Exhaustive full regression testing on every update is impractical, which is why delta (impact) analysis is the discipline that makes upgrades affordable. Impact analysis systematically identifies the differences between source and target versions and maps them to your specific customisations, integrations, and reports — enabling risk-based, targeted testing instead of testing everything.

For Dynamics 365 Finance and Operations, the native tool is the Regression Suite Automation Tool (RSAT), which converts Task Recorder recordings into parameterised, Excel-driven tests run via Azure DevOps. Important caveat: RSAT is marked for deprecation and will not be supported after May 15, 2027, and Microsoft has named no direct replacement — so teams should begin evaluating alternatives now. Microsoft's own guidance is platform-neutral ('we don't recommend one tool over another') and points to options including SysTest/ATL for unit and component tests, plus third-party platforms. Third-party platforms that specialise in impact-driven regression for ERP include Panaya (Test Dynamix and Change Intelligence), Tricentis (Tosca and SAP Change Impact Analysis), and Worksoft (Certify and Impact); they correlate code and transit changes to business-process test coverage so you test only what the update actually touched.

For SAP customers moving to S/4HANA, conversions are guided by the Simplification Item Catalog and custom-code analysis (ATC/SCI), with the conversion itself run through the Software Update Manager (SUM). SAP S/4HANA Cloud (Public Edition) uses a 3-system landscape (3SL) in which the test system is upgraded ahead of production, and the RASD (Release Assessment and Scope Dependency) tool delivers a personalised view of release impact filtered to your activated scope items.

For Odoo, there is no equivalent native regression tool — testing is manual plus whatever you build with the Odoo testing framework or third-party automation. This is a real gap, and one reason Odoo version upgrades feel more labour-intensive than Dynamics 365 updates.

[Data records]

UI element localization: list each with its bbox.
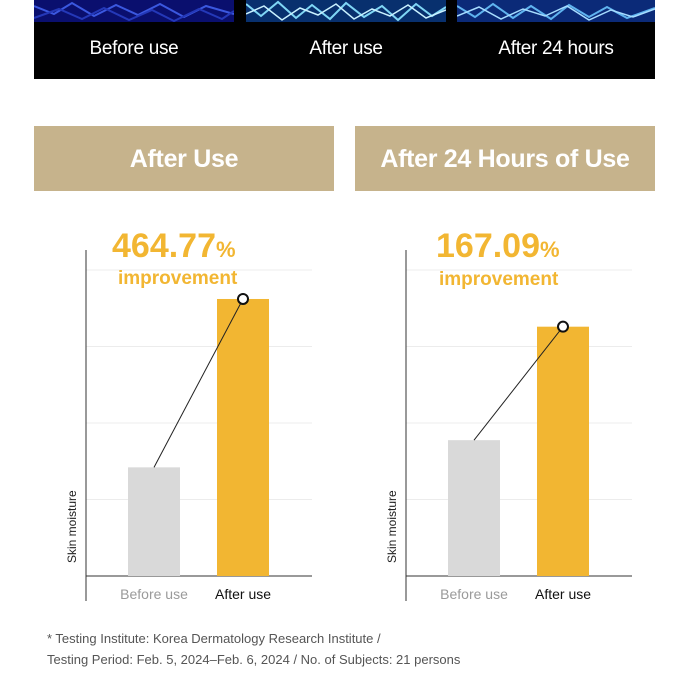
before-use-label: Before use [89, 38, 179, 59]
improvement-unit: % [540, 237, 560, 262]
improvement-label: improvement [118, 268, 238, 289]
after-use-bar [217, 298, 269, 576]
after-use-tick-label: After use [215, 586, 271, 602]
after-24-hours-label: After 24 hours [498, 38, 614, 59]
after-use-bar [537, 326, 589, 576]
y-axis-label: Skin moisture [65, 490, 79, 563]
improvement-unit: % [216, 237, 236, 262]
before-after-photo-strip: Before use After use After 24 hours [34, 0, 655, 79]
improvement-value: 167.09% [436, 227, 560, 265]
improvement-value: 464.77% [112, 227, 236, 265]
after-use-label: After use [309, 38, 383, 59]
before-use-bar [128, 467, 180, 576]
after-use-marker [237, 292, 249, 305]
after-use-marker [557, 320, 569, 333]
before-use-tick-label: Before use [440, 586, 508, 602]
before-use-bar [448, 440, 500, 576]
after-24-hours-banner: After 24 Hours of Use [355, 126, 655, 191]
trend-line [153, 298, 244, 468]
y-axis-label: Skin moisture [385, 490, 399, 563]
before-use-tick-label: Before use [120, 586, 188, 602]
before-use-photo [34, 0, 234, 22]
after-24-hours-chart: Before use After use Skin moisture 167.09% i… [385, 227, 632, 602]
improvement-label: improvement [439, 269, 559, 290]
trend-line [473, 326, 564, 441]
after-use-photo [246, 0, 446, 22]
after-use-banner: After Use [34, 126, 334, 191]
testing-period-note: Testing Period: Feb. 5, 2024–Feb. 6, 202… [47, 652, 461, 667]
after-24-hours-photo [457, 0, 655, 22]
after-use-chart: Before use After use Skin moisture 464.77% i… [65, 227, 312, 602]
testing-institute-note: * Testing Institute: Korea Dermatology R… [47, 631, 381, 646]
after-use-tick-label: After use [535, 586, 591, 602]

Set of tasks:
a - Answer these questions from the passage on ERP upgrade testing:
(i) After what date will RSAT no longer be supported?
(ii) Through which tool is the conversion to S/4HANA run?
(iii) What does testing for Odoo consist of?
b - List every product named in parentheses after the third-party platforms in the passage on ERP upgrade testing.
c - Does the passage on ERP upgrade testing support each statement? Answer yes or no and quote the deciding words.
(i) Microsoft has named a direct replacement for RSAT.
(ii) In SAP S/4HANA Cloud (Public Edition), the test system is upgraded before production.
(iii) Microsoft recommends one particular testing tool over the others.

Task solutions:
a -
(i) May 15, 2027
(ii) The Software Update Manager (SUM)
(iii) Manual testing plus whatever is built with the Odoo testing framework or third-party automation

b -
- Test Dynamix (Panaya)
- Change Intelligence (Panaya)
- Tosca (Tricentis)
- SAP Change Impact Analysis (Tricentis)
- Certify (Worksoft)
- Impact (Worksoft)

c -
(i) No: "Microsoft has named no direct replacement"
(ii) Yes: "the test system is upgraded ahead of production"
(iii) No: "'we don't recommend one tool over another'"